◆ Records for processing:
======

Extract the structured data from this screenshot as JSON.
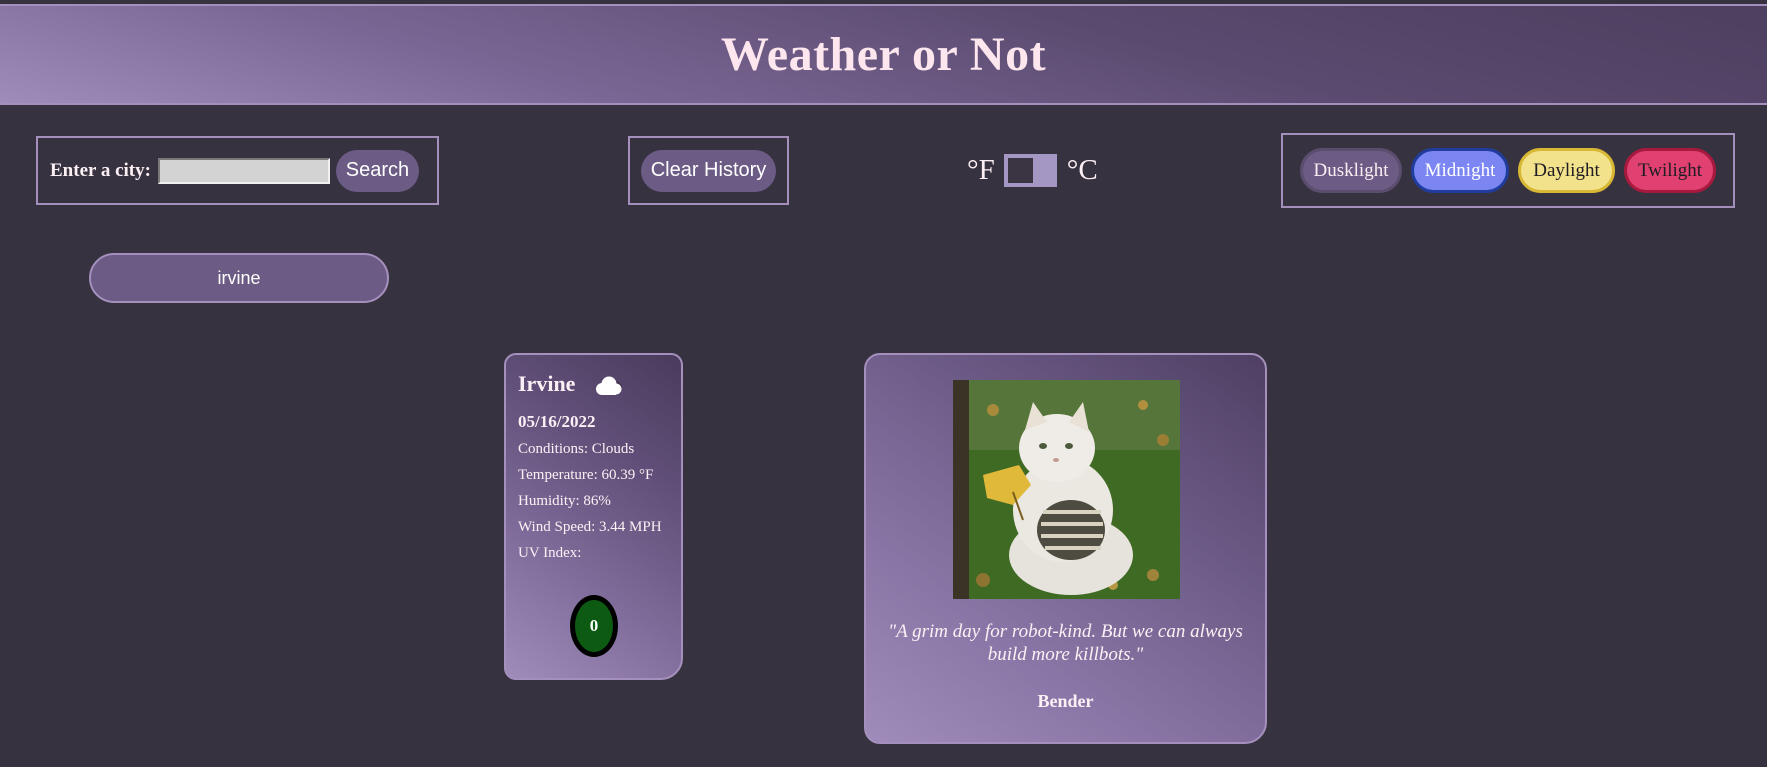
{
  "header": {
    "title": "Weather or Not"
  },
  "search": {
    "label": "Enter a city:",
    "value": "",
    "placeholder": "",
    "button_label": "Search"
  },
  "history": {
    "clear_label": "Clear History",
    "items": [
      "irvine"
    ]
  },
  "units": {
    "fahrenheit_label": "°F",
    "celsius_label": "°C",
    "selected": "°F"
  },
  "themes": [
    {
      "label": "Dusklight",
      "color": "#6c5b84"
    },
    {
      "label": "Midnight",
      "color": "#7b86f2"
    },
    {
      "label": "Daylight",
      "color": "#f3e28c"
    },
    {
      "label": "Twilight",
      "color": "#e04171"
    }
  ],
  "weather": {
    "city": "Irvine",
    "icon": "cloud-icon",
    "date": "05/16/2022",
    "conditions": "Conditions: Clouds",
    "temperature": "Temperature: 60.39 °F",
    "humidity": "Humidity: 86%",
    "wind": "Wind Speed: 3.44 MPH",
    "uv_label": "UV Index:",
    "uv_value": "0",
    "uv_color": "#0d5b12"
  },
  "quote": {
    "image": "cat-photo",
    "text": "\"A grim day for robot-kind. But we can always build more killbots.\"",
    "author": "Bender"
  }
}
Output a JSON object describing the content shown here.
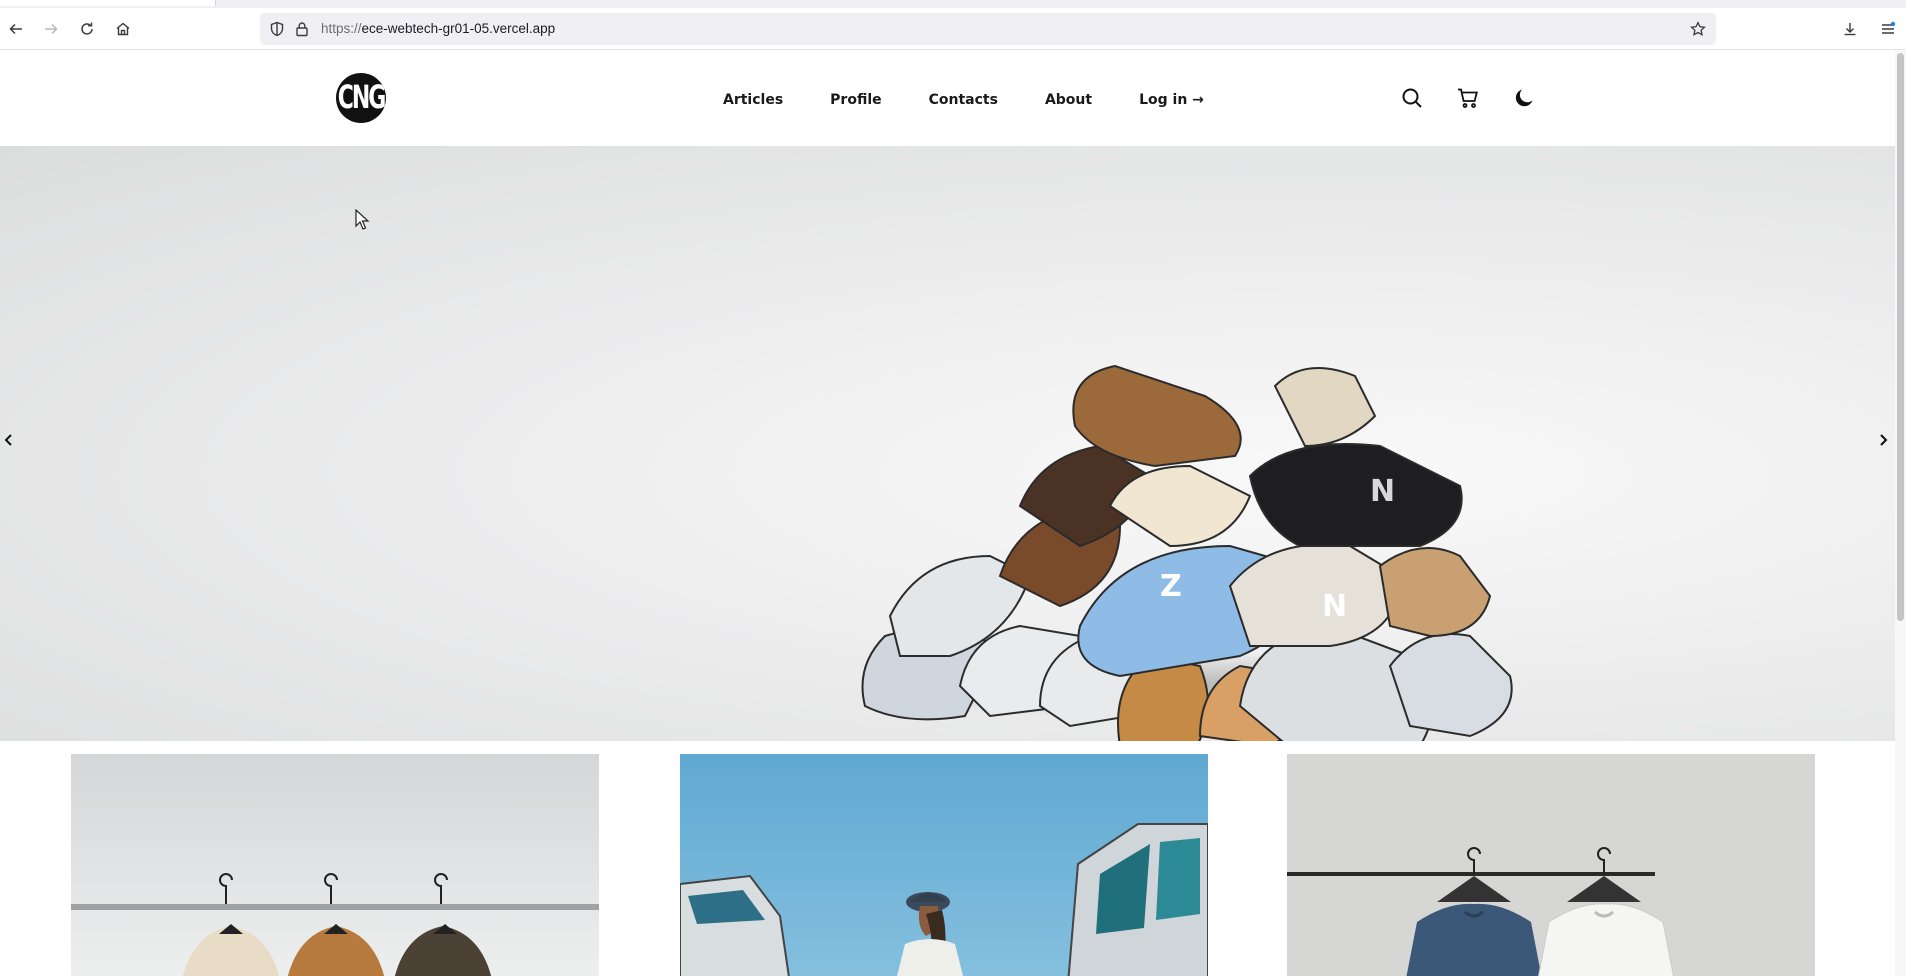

======

◆ Task goal:
Collect each line containing the string "JSON".

◆ The solution:
Extract the structured data from this screenshot as JSON.
Output a JSON object describing the content shown here.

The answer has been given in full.